### WHAT THE EXERCISE ASKS:
Recast the entries as a JSON list of strings with one string per line, skipping blank lines. Cover only the lines from the start of the entries through the line containing "element-label: S (1340, 711, 1346, 721)", including that line.

### Element box annotations:

--- start ---

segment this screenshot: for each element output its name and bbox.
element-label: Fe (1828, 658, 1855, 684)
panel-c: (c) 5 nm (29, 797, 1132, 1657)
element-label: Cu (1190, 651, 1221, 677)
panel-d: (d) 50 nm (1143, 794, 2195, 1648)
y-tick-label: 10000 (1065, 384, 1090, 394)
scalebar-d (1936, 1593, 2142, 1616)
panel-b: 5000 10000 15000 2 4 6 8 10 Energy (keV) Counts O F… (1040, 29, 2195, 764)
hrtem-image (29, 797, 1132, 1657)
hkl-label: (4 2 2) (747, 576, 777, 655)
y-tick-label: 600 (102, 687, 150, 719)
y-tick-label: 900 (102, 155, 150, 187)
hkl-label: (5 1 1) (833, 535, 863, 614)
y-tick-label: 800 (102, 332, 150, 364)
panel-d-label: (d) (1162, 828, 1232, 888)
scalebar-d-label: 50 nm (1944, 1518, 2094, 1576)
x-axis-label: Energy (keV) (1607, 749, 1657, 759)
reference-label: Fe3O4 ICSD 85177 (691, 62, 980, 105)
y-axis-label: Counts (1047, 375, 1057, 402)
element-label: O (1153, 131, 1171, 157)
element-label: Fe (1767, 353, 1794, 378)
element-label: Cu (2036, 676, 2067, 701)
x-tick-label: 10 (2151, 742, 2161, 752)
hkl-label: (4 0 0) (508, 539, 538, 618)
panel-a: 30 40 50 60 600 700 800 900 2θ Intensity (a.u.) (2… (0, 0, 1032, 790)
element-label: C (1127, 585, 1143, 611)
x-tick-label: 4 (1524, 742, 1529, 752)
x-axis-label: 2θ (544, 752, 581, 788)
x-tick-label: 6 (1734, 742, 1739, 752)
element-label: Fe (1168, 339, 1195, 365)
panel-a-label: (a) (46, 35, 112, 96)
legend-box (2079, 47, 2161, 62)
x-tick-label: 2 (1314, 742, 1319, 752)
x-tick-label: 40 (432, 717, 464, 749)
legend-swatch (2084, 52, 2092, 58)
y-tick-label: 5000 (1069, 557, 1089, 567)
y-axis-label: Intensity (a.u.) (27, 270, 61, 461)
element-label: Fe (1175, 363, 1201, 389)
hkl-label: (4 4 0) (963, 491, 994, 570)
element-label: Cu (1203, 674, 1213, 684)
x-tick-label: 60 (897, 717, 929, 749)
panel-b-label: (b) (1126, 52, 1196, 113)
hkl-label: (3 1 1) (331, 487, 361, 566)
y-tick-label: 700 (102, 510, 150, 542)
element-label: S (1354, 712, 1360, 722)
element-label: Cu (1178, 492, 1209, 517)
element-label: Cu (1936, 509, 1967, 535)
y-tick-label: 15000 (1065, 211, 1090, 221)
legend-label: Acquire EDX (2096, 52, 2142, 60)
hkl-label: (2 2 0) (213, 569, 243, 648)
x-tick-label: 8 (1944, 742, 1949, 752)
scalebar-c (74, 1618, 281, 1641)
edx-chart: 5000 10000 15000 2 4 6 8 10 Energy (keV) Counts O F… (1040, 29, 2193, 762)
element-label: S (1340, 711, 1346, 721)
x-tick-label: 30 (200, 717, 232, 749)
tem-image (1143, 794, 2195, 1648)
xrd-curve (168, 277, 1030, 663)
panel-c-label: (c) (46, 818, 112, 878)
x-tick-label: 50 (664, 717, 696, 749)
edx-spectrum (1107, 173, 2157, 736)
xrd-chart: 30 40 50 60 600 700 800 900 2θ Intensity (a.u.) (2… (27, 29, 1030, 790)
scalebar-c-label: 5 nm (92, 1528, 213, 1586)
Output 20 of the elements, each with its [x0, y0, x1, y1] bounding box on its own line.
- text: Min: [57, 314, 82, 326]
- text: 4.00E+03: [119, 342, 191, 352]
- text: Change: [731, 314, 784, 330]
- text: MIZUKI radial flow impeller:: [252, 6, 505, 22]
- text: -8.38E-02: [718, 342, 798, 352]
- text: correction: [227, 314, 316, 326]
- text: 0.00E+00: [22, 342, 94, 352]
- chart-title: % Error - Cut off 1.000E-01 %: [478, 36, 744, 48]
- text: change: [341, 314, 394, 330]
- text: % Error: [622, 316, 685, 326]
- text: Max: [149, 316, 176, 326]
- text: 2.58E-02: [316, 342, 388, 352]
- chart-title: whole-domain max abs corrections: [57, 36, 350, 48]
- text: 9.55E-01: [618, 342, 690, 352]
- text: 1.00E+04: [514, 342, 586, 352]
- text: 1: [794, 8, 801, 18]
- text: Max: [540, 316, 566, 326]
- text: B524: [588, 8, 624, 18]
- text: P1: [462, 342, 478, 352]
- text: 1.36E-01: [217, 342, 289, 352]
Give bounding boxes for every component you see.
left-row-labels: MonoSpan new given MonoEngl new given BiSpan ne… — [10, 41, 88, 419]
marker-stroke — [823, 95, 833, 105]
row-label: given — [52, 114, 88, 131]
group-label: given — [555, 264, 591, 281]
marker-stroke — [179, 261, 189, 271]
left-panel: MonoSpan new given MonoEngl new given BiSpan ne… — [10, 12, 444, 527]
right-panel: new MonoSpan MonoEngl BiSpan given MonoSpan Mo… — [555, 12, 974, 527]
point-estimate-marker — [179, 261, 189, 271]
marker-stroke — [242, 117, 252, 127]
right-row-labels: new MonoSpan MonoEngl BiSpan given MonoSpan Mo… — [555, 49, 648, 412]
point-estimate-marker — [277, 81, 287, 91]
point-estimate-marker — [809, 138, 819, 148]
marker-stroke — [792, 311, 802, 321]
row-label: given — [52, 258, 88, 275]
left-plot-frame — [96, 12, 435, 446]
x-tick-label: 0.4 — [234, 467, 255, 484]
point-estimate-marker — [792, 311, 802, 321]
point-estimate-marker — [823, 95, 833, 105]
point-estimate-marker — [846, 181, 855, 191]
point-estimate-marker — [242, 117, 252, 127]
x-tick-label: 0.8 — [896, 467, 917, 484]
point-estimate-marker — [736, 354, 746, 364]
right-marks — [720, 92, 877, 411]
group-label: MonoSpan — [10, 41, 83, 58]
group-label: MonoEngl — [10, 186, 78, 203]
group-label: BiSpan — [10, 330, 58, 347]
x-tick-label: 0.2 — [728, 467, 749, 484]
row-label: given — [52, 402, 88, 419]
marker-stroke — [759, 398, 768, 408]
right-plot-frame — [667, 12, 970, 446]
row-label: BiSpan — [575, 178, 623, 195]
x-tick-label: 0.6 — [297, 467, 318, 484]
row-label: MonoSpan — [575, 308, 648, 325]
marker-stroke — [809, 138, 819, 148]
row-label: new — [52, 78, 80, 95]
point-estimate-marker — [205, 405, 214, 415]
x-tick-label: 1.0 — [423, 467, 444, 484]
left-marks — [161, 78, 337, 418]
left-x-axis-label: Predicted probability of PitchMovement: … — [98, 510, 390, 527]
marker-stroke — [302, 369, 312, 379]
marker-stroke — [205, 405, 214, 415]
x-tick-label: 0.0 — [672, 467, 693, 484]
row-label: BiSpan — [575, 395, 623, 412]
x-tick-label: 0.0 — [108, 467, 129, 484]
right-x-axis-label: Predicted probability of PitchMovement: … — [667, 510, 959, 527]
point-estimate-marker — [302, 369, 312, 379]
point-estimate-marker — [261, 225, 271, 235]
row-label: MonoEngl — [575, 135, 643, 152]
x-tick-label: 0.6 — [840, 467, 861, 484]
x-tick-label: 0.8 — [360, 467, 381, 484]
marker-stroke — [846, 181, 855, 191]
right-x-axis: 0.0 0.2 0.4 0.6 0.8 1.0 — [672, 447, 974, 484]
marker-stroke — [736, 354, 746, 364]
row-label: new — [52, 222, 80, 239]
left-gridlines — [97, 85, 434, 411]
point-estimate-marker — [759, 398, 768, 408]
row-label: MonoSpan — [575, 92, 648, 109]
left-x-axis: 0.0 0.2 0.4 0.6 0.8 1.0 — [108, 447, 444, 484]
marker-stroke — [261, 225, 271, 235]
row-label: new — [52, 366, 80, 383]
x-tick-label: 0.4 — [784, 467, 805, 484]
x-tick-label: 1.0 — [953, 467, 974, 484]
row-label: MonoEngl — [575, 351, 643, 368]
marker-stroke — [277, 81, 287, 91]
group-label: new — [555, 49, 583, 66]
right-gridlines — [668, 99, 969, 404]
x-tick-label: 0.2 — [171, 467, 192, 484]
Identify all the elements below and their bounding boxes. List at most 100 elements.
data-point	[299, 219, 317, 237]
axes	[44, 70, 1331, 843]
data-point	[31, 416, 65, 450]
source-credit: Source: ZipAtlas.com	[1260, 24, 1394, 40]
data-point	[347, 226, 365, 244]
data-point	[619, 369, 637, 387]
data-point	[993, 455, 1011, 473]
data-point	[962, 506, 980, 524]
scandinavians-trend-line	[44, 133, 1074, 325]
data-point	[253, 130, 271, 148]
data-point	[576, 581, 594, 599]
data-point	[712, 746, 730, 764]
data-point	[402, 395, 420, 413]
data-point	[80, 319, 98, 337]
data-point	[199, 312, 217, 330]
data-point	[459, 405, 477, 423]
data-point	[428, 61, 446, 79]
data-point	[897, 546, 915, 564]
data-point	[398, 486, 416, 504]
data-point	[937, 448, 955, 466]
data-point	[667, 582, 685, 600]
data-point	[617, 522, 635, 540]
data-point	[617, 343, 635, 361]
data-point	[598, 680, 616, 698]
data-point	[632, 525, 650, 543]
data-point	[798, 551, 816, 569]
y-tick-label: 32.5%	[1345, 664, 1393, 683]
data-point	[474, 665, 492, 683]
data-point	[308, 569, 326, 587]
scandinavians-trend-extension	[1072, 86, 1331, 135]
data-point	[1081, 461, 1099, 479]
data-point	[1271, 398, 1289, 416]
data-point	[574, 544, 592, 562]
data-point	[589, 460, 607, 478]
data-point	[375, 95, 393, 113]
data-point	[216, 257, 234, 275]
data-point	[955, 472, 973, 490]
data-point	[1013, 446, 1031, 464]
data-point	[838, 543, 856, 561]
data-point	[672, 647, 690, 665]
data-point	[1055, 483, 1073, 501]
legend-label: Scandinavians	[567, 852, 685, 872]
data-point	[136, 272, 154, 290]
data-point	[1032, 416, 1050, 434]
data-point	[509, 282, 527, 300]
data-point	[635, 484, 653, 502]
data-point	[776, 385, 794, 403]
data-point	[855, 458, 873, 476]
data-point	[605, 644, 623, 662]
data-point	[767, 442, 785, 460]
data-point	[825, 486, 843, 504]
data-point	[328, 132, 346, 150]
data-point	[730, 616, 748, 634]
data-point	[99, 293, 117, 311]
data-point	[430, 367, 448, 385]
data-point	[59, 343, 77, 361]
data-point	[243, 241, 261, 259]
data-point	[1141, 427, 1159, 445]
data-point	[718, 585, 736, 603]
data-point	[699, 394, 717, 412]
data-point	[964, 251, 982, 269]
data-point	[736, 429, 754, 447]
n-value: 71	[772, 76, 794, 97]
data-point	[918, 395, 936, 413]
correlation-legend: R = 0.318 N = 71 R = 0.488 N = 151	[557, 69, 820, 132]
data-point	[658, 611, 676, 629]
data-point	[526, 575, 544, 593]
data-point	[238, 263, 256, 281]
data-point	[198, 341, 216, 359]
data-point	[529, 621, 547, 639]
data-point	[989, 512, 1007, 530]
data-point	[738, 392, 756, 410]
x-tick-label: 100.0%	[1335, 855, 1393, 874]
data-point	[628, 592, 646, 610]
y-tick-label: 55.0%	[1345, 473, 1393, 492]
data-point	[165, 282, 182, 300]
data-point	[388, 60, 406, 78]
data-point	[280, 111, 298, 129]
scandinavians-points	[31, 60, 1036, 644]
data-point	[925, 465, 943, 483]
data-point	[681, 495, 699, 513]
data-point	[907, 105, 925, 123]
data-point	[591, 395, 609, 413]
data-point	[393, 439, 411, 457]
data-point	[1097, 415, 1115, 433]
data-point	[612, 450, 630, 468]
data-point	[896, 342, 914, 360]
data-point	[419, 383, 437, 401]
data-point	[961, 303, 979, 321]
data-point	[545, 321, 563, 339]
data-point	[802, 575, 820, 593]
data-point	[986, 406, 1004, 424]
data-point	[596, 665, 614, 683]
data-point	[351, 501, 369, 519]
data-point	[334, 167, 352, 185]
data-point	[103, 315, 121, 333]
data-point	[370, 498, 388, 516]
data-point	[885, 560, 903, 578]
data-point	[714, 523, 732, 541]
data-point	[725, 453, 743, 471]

--- end ---

### RESPONSE TO THIS TASK:
[
  "segment this screenshot: for each element output its name and bbox.",
  "element-label: Fe (1828, 658, 1855, 684)",
  "panel-c: (c) 5 nm (29, 797, 1132, 1657)",
  "element-label: Cu (1190, 651, 1221, 677)",
  "panel-d: (d) 50 nm (1143, 794, 2195, 1648)",
  "y-tick-label: 10000 (1065, 384, 1090, 394)",
  "scalebar-d (1936, 1593, 2142, 1616)",
  "panel-b: 5000 10000 15000 2 4 6 8 10 Energy (keV) Counts O F… (1040, 29, 2195, 764)",
  "hrtem-image (29, 797, 1132, 1657)",
  "hkl-label: (4 2 2) (747, 576, 777, 655)",
  "y-tick-label: 600 (102, 687, 150, 719)",
  "y-tick-label: 900 (102, 155, 150, 187)",
  "hkl-label: (5 1 1) (833, 535, 863, 614)",
  "y-tick-label: 800 (102, 332, 150, 364)",
  "panel-d-label: (d) (1162, 828, 1232, 888)",
  "scalebar-d-label: 50 nm (1944, 1518, 2094, 1576)",
  "x-axis-label: Energy (keV) (1607, 749, 1657, 759)",
  "reference-label: Fe3O4 ICSD 85177 (691, 62, 980, 105)",
  "y-axis-label: Counts (1047, 375, 1057, 402)",
  "element-label: O (1153, 131, 1171, 157)",
  "element-label: Fe (1767, 353, 1794, 378)",
  "element-label: Cu (2036, 676, 2067, 701)",
  "x-tick-label: 10 (2151, 742, 2161, 752)",
  "hkl-label: (4 0 0) (508, 539, 538, 618)",
  "panel-a: 30 40 50 60 600 700 800 900 2θ Intensity (a.u.) (2… (0, 0, 1032, 790)",
  "element-label: C (1127, 585, 1143, 611)",
  "x-tick-label: 4 (1524, 742, 1529, 752)",
  "x-axis-label: 2θ (544, 752, 581, 788)",
  "x-tick-label: 6 (1734, 742, 1739, 752)",
  "element-label: Fe (1168, 339, 1195, 365)",
  "panel-a-label: (a) (46, 35, 112, 96)",
  "legend-box (2079, 47, 2161, 62)",
  "x-tick-label: 2 (1314, 742, 1319, 752)",
  "x-tick-label: 40 (432, 717, 464, 749)",
  "legend-swatch (2084, 52, 2092, 58)",
  "y-tick-label: 5000 (1069, 557, 1089, 567)",
  "y-axis-label: Intensity (a.u.) (27, 270, 61, 461)",
  "element-label: Fe (1175, 363, 1201, 389)",
  "hkl-label: (4 4 0) (963, 491, 994, 570)",
  "element-label: Cu (1203, 674, 1213, 684)",
  "x-tick-label: 60 (897, 717, 929, 749)",
  "panel-b-label: (b) (1126, 52, 1196, 113)",
  "hkl-label: (3 1 1) (331, 487, 361, 566)",
  "y-tick-label: 700 (102, 510, 150, 542)",
  "element-label: S (1354, 712, 1360, 722)",
  "element-label: Cu (1178, 492, 1209, 517)",
  "element-label: Cu (1936, 509, 1967, 535)",
  "y-tick-label: 15000 (1065, 211, 1090, 221)",
  "legend-label: Acquire EDX (2096, 52, 2142, 60)",
  "hkl-label: (2 2 0) (213, 569, 243, 648)",
  "x-tick-label: 8 (1944, 742, 1949, 752)",
  "scalebar-c (74, 1618, 281, 1641)",
  "edx-chart: 5000 10000 15000 2 4 6 8 10 Energy (keV) Counts O F… (1040, 29, 2193, 762)",
  "element-label: S (1340, 711, 1346, 721)"
]